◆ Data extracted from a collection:

>> BEGIN

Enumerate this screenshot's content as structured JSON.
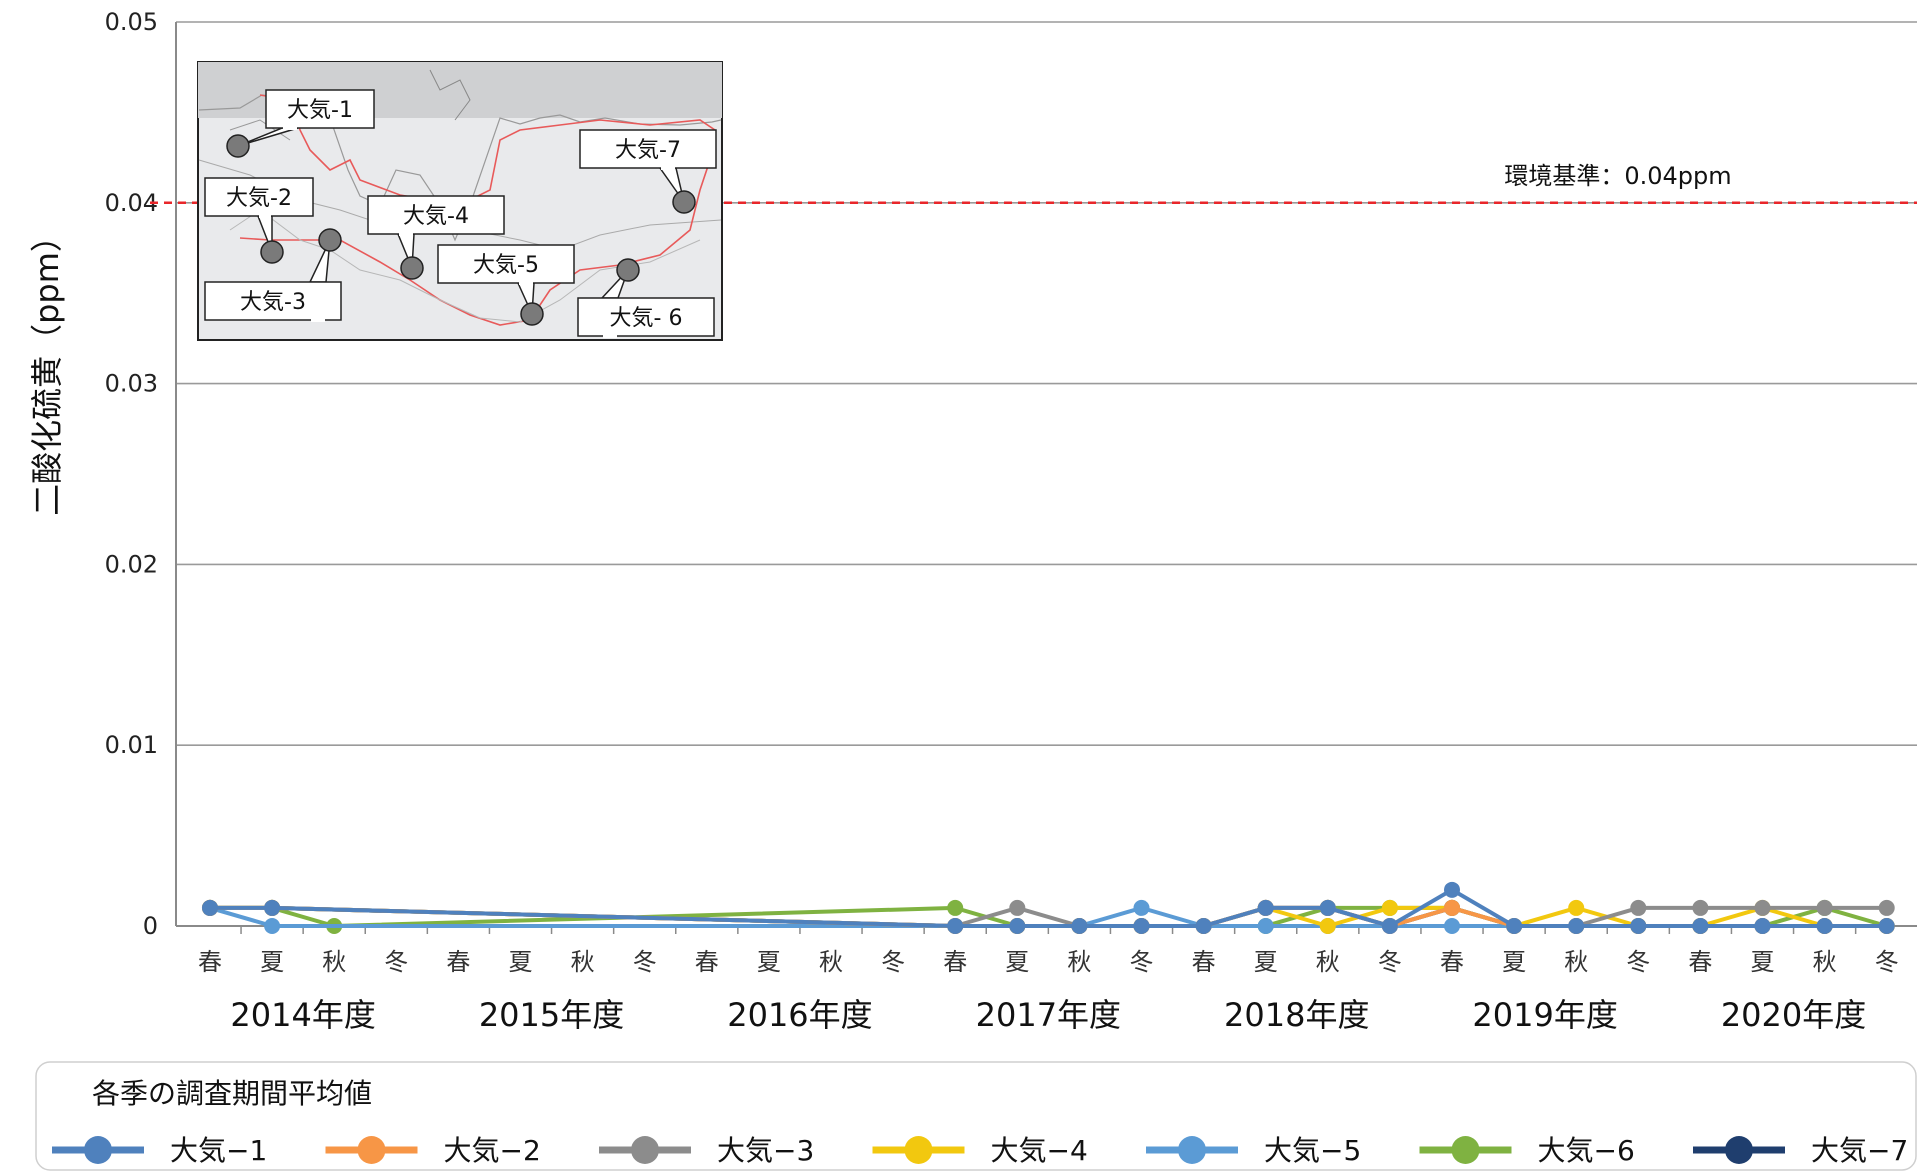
{
  "chart_data": {
    "type": "line",
    "ylabel": "二酸化硫黄（ppm）",
    "xlabel": "",
    "ylim": [
      0,
      0.05
    ],
    "yticks": [
      "0",
      "0.01",
      "0.02",
      "0.03",
      "0.04",
      "0.05"
    ],
    "grid": true,
    "seasons": [
      "春",
      "夏",
      "秋",
      "冬"
    ],
    "years": [
      "2014年度",
      "2015年度",
      "2016年度",
      "2017年度",
      "2018年度",
      "2019年度",
      "2020年度"
    ],
    "reference_line": {
      "value": 0.04,
      "label": "環境基準：0.04ppm",
      "color": "#e8262a"
    },
    "legend": {
      "title": "各季の調査期間平均値",
      "placement": "bottom"
    },
    "series": [
      {
        "name": "大気-1",
        "color": "#4f81bd",
        "points": [
          [
            0,
            0.001
          ],
          [
            1,
            0.001
          ],
          [
            12,
            0
          ],
          [
            13,
            0
          ],
          [
            14,
            0
          ],
          [
            15,
            0
          ],
          [
            16,
            0
          ],
          [
            17,
            0.001
          ],
          [
            18,
            0.001
          ],
          [
            19,
            0
          ],
          [
            20,
            0.002
          ],
          [
            21,
            0
          ],
          [
            22,
            0
          ],
          [
            23,
            0
          ],
          [
            24,
            0
          ],
          [
            25,
            0
          ],
          [
            26,
            0
          ],
          [
            27,
            0
          ]
        ]
      },
      {
        "name": "大気-2",
        "color": "#f79646",
        "points": [
          [
            0,
            0.001
          ],
          [
            1,
            0.001
          ],
          [
            12,
            0
          ],
          [
            13,
            0
          ],
          [
            14,
            0
          ],
          [
            15,
            0
          ],
          [
            16,
            0
          ],
          [
            17,
            0.001
          ],
          [
            18,
            0.001
          ],
          [
            19,
            0
          ],
          [
            20,
            0.001
          ],
          [
            21,
            0
          ],
          [
            22,
            0
          ],
          [
            23,
            0
          ],
          [
            24,
            0
          ],
          [
            25,
            0
          ],
          [
            26,
            0
          ],
          [
            27,
            0
          ]
        ]
      },
      {
        "name": "大気-3",
        "color": "#8c8c8c",
        "points": [
          [
            0,
            0.001
          ],
          [
            1,
            0.001
          ],
          [
            12,
            0
          ],
          [
            13,
            0.001
          ],
          [
            14,
            0
          ],
          [
            15,
            0
          ],
          [
            16,
            0
          ],
          [
            17,
            0.001
          ],
          [
            18,
            0.001
          ],
          [
            19,
            0
          ],
          [
            20,
            0.001
          ],
          [
            21,
            0
          ],
          [
            22,
            0
          ],
          [
            23,
            0.001
          ],
          [
            24,
            0.001
          ],
          [
            25,
            0.001
          ],
          [
            26,
            0.001
          ],
          [
            27,
            0.001
          ]
        ]
      },
      {
        "name": "大気-4",
        "color": "#f2c80f",
        "points": [
          [
            0,
            0.001
          ],
          [
            1,
            0.001
          ],
          [
            12,
            0
          ],
          [
            13,
            0
          ],
          [
            14,
            0
          ],
          [
            15,
            0
          ],
          [
            16,
            0
          ],
          [
            17,
            0.001
          ],
          [
            18,
            0
          ],
          [
            19,
            0.001
          ],
          [
            20,
            0.001
          ],
          [
            21,
            0
          ],
          [
            22,
            0.001
          ],
          [
            23,
            0
          ],
          [
            24,
            0
          ],
          [
            25,
            0.001
          ],
          [
            26,
            0
          ],
          [
            27,
            0
          ]
        ]
      },
      {
        "name": "大気-5",
        "color": "#5b9bd5",
        "points": [
          [
            0,
            0.001
          ],
          [
            1,
            0
          ],
          [
            12,
            0
          ],
          [
            13,
            0
          ],
          [
            14,
            0
          ],
          [
            15,
            0.001
          ],
          [
            16,
            0
          ],
          [
            17,
            0
          ],
          [
            18,
            0
          ],
          [
            19,
            0
          ],
          [
            20,
            0
          ],
          [
            21,
            0
          ],
          [
            22,
            0
          ],
          [
            23,
            0
          ],
          [
            24,
            0
          ],
          [
            25,
            0
          ],
          [
            26,
            0
          ],
          [
            27,
            0
          ]
        ]
      },
      {
        "name": "大気-6",
        "color": "#7fb241",
        "points": [
          [
            0,
            0.001
          ],
          [
            1,
            0.001
          ],
          [
            2,
            0
          ],
          [
            12,
            0.001
          ],
          [
            13,
            0
          ],
          [
            14,
            0
          ],
          [
            15,
            0
          ],
          [
            16,
            0
          ],
          [
            17,
            0
          ],
          [
            18,
            0.001
          ],
          [
            19,
            0.001
          ],
          [
            20,
            0.001
          ],
          [
            21,
            0
          ],
          [
            22,
            0
          ],
          [
            23,
            0
          ],
          [
            24,
            0
          ],
          [
            25,
            0
          ],
          [
            26,
            0.001
          ],
          [
            27,
            0
          ]
        ]
      },
      {
        "name": "大気-7",
        "color": "#1f3e6e",
        "points": [
          [
            0,
            0.001
          ],
          [
            1,
            0.001
          ],
          [
            12,
            0
          ],
          [
            13,
            0
          ],
          [
            14,
            0
          ],
          [
            15,
            0
          ],
          [
            16,
            0
          ],
          [
            17,
            0.001
          ],
          [
            18,
            0.001
          ],
          [
            19,
            0
          ],
          [
            20,
            0.001
          ],
          [
            21,
            0
          ],
          [
            22,
            0
          ],
          [
            23,
            0
          ],
          [
            24,
            0
          ],
          [
            25,
            0
          ],
          [
            26,
            0
          ],
          [
            27,
            0
          ]
        ]
      }
    ]
  },
  "inset_map": {
    "stations": [
      {
        "label": "大気-1"
      },
      {
        "label": "大気-2"
      },
      {
        "label": "大気-3"
      },
      {
        "label": "大気-4"
      },
      {
        "label": "大気-5"
      },
      {
        "label": "大気- 6"
      },
      {
        "label": "大気-7"
      }
    ]
  },
  "legend_labels": [
    "大気−1",
    "大気−2",
    "大気−3",
    "大気−4",
    "大気−5",
    "大気−6",
    "大気−7"
  ]
}
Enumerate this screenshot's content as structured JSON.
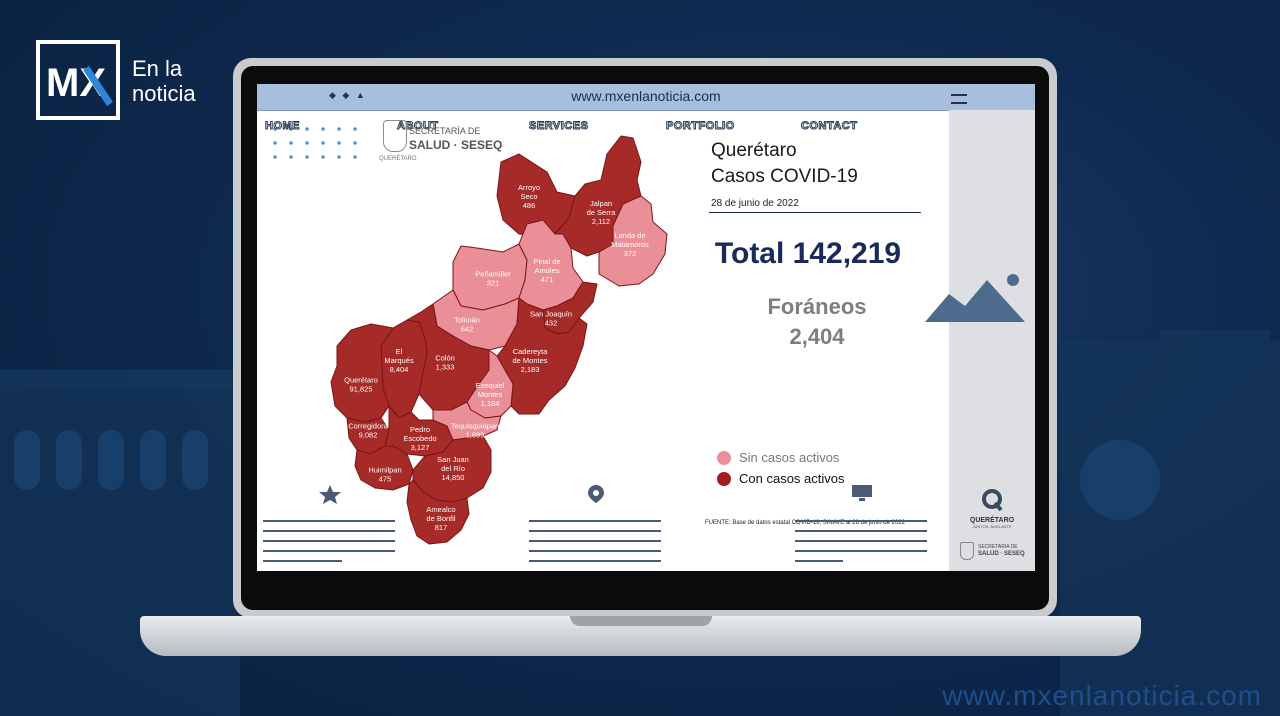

>> END

◆ To be done:
Write out the whole listing exactly, and drop the pictures.

◆ Solved problem:
Enumerate this screenshot's content as structured JSON.
{
  "chart_data": {
    "type": "line",
    "ylabel": "二酸化硫黄（ppm）",
    "xlabel": "",
    "ylim": [
      0,
      0.05
    ],
    "yticks": [
      "0",
      "0.01",
      "0.02",
      "0.03",
      "0.04",
      "0.05"
    ],
    "grid": true,
    "seasons": [
      "春",
      "夏",
      "秋",
      "冬"
    ],
    "years": [
      "2014年度",
      "2015年度",
      "2016年度",
      "2017年度",
      "2018年度",
      "2019年度",
      "2020年度"
    ],
    "reference_line": {
      "value": 0.04,
      "label": "環境基準：0.04ppm",
      "color": "#e8262a"
    },
    "legend": {
      "title": "各季の調査期間平均値",
      "placement": "bottom"
    },
    "series": [
      {
        "name": "大気-1",
        "color": "#4f81bd",
        "points": [
          [
            0,
            0.001
          ],
          [
            1,
            0.001
          ],
          [
            12,
            0
          ],
          [
            13,
            0
          ],
          [
            14,
            0
          ],
          [
            15,
            0
          ],
          [
            16,
            0
          ],
          [
            17,
            0.001
          ],
          [
            18,
            0.001
          ],
          [
            19,
            0
          ],
          [
            20,
            0.002
          ],
          [
            21,
            0
          ],
          [
            22,
            0
          ],
          [
            23,
            0
          ],
          [
            24,
            0
          ],
          [
            25,
            0
          ],
          [
            26,
            0
          ],
          [
            27,
            0
          ]
        ]
      },
      {
        "name": "大気-2",
        "color": "#f79646",
        "points": [
          [
            0,
            0.001
          ],
          [
            1,
            0.001
          ],
          [
            12,
            0
          ],
          [
            13,
            0
          ],
          [
            14,
            0
          ],
          [
            15,
            0
          ],
          [
            16,
            0
          ],
          [
            17,
            0.001
          ],
          [
            18,
            0.001
          ],
          [
            19,
            0
          ],
          [
            20,
            0.001
          ],
          [
            21,
            0
          ],
          [
            22,
            0
          ],
          [
            23,
            0
          ],
          [
            24,
            0
          ],
          [
            25,
            0
          ],
          [
            26,
            0
          ],
          [
            27,
            0
          ]
        ]
      },
      {
        "name": "大気-3",
        "color": "#8c8c8c",
        "points": [
          [
            0,
            0.001
          ],
          [
            1,
            0.001
          ],
          [
            12,
            0
          ],
          [
            13,
            0.001
          ],
          [
            14,
            0
          ],
          [
            15,
            0
          ],
          [
            16,
            0
          ],
          [
            17,
            0.001
          ],
          [
            18,
            0.001
          ],
          [
            19,
            0
          ],
          [
            20,
            0.001
          ],
          [
            21,
            0
          ],
          [
            22,
            0
          ],
          [
            23,
            0.001
          ],
          [
            24,
            0.001
          ],
          [
            25,
            0.001
          ],
          [
            26,
            0.001
          ],
          [
            27,
            0.001
          ]
        ]
      },
      {
        "name": "大気-4",
        "color": "#f2c80f",
        "points": [
          [
            0,
            0.001
          ],
          [
            1,
            0.001
          ],
          [
            12,
            0
          ],
          [
            13,
            0
          ],
          [
            14,
            0
          ],
          [
            15,
            0
          ],
          [
            16,
            0
          ],
          [
            17,
            0.001
          ],
          [
            18,
            0
          ],
          [
            19,
            0.001
          ],
          [
            20,
            0.001
          ],
          [
            21,
            0
          ],
          [
            22,
            0.001
          ],
          [
            23,
            0
          ],
          [
            24,
            0
          ],
          [
            25,
            0.001
          ],
          [
            26,
            0
          ],
          [
            27,
            0
          ]
        ]
      },
      {
        "name": "大気-5",
        "color": "#5b9bd5",
        "points": [
          [
            0,
            0.001
          ],
          [
            1,
            0
          ],
          [
            12,
            0
          ],
          [
            13,
            0
          ],
          [
            14,
            0
          ],
          [
            15,
            0.001
          ],
          [
            16,
            0
          ],
          [
            17,
            0
          ],
          [
            18,
            0
          ],
          [
            19,
            0
          ],
          [
            20,
            0
          ],
          [
            21,
            0
          ],
          [
            22,
            0
          ],
          [
            23,
            0
          ],
          [
            24,
            0
          ],
          [
            25,
            0
          ],
          [
            26,
            0
          ],
          [
            27,
            0
          ]
        ]
      },
      {
        "name": "大気-6",
        "color": "#7fb241",
        "points": [
          [
            0,
            0.001
          ],
          [
            1,
            0.001
          ],
          [
            2,
            0
          ],
          [
            12,
            0.001
          ],
          [
            13,
            0
          ],
          [
            14,
            0
          ],
          [
            15,
            0
          ],
          [
            16,
            0
          ],
          [
            17,
            0
          ],
          [
            18,
            0.001
          ],
          [
            19,
            0.001
          ],
          [
            20,
            0.001
          ],
          [
            21,
            0
          ],
          [
            22,
            0
          ],
          [
            23,
            0
          ],
          [
            24,
            0
          ],
          [
            25,
            0
          ],
          [
            26,
            0.001
          ],
          [
            27,
            0
          ]
        ]
      },
      {
        "name": "大気-7",
        "color": "#1f3e6e",
        "points": [
          [
            0,
            0.001
          ],
          [
            1,
            0.001
          ],
          [
            12,
            0
          ],
          [
            13,
            0
          ],
          [
            14,
            0
          ],
          [
            15,
            0
          ],
          [
            16,
            0
          ],
          [
            17,
            0.001
          ],
          [
            18,
            0.001
          ],
          [
            19,
            0
          ],
          [
            20,
            0.001
          ],
          [
            21,
            0
          ],
          [
            22,
            0
          ],
          [
            23,
            0
          ],
          [
            24,
            0
          ],
          [
            25,
            0
          ],
          [
            26,
            0
          ],
          [
            27,
            0
          ]
        ]
      }
    ]
  },
  "inset_map": {
    "stations": [
      {
        "label": "大気-1"
      },
      {
        "label": "大気-2"
      },
      {
        "label": "大気-3"
      },
      {
        "label": "大気-4"
      },
      {
        "label": "大気-5"
      },
      {
        "label": "大気- 6"
      },
      {
        "label": "大気-7"
      }
    ]
  },
  "legend_labels": [
    "大気−1",
    "大気−2",
    "大気−3",
    "大気−4",
    "大気−5",
    "大気−6",
    "大気−7"
  ]
}
Enumerate this screenshot's content as structured JSON.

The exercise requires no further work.